Stated problem: Repeat the full listing, word for word.

Excerpt from a dataset:
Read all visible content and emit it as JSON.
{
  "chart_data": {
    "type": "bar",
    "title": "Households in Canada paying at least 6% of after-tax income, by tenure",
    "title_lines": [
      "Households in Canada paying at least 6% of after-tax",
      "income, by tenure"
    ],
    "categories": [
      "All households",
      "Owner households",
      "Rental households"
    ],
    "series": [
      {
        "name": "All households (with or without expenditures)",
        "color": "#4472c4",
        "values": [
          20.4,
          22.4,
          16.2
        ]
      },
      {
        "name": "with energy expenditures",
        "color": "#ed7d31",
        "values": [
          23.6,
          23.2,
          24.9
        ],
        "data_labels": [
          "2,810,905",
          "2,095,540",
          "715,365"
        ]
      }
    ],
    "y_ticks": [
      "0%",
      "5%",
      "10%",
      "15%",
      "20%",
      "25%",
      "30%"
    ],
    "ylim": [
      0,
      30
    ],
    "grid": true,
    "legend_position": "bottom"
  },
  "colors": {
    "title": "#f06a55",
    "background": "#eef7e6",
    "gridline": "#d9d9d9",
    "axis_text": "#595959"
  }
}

Answer to this exercise:
Read all visible content and emit it as JSON.
{
  "chart_data": {
    "type": "bar",
    "title": "Households in Canada paying at least 6% of after-tax income, by tenure",
    "title_lines": [
      "Households in Canada paying at least 6% of after-tax",
      "income, by tenure"
    ],
    "categories": [
      "All households",
      "Owner households",
      "Rental households"
    ],
    "series": [
      {
        "name": "All households (with or without expenditures)",
        "color": "#4472c4",
        "values": [
          20.4,
          22.4,
          16.2
        ]
      },
      {
        "name": "with energy expenditures",
        "color": "#ed7d31",
        "values": [
          23.6,
          23.2,
          24.9
        ],
        "data_labels": [
          "2,810,905",
          "2,095,540",
          "715,365"
        ]
      }
    ],
    "y_ticks": [
      "0%",
      "5%",
      "10%",
      "15%",
      "20%",
      "25%",
      "30%"
    ],
    "ylim": [
      0,
      30
    ],
    "grid": true,
    "legend_position": "bottom"
  },
  "colors": {
    "title": "#f06a55",
    "background": "#eef7e6",
    "gridline": "#d9d9d9",
    "axis_text": "#595959"
  }
}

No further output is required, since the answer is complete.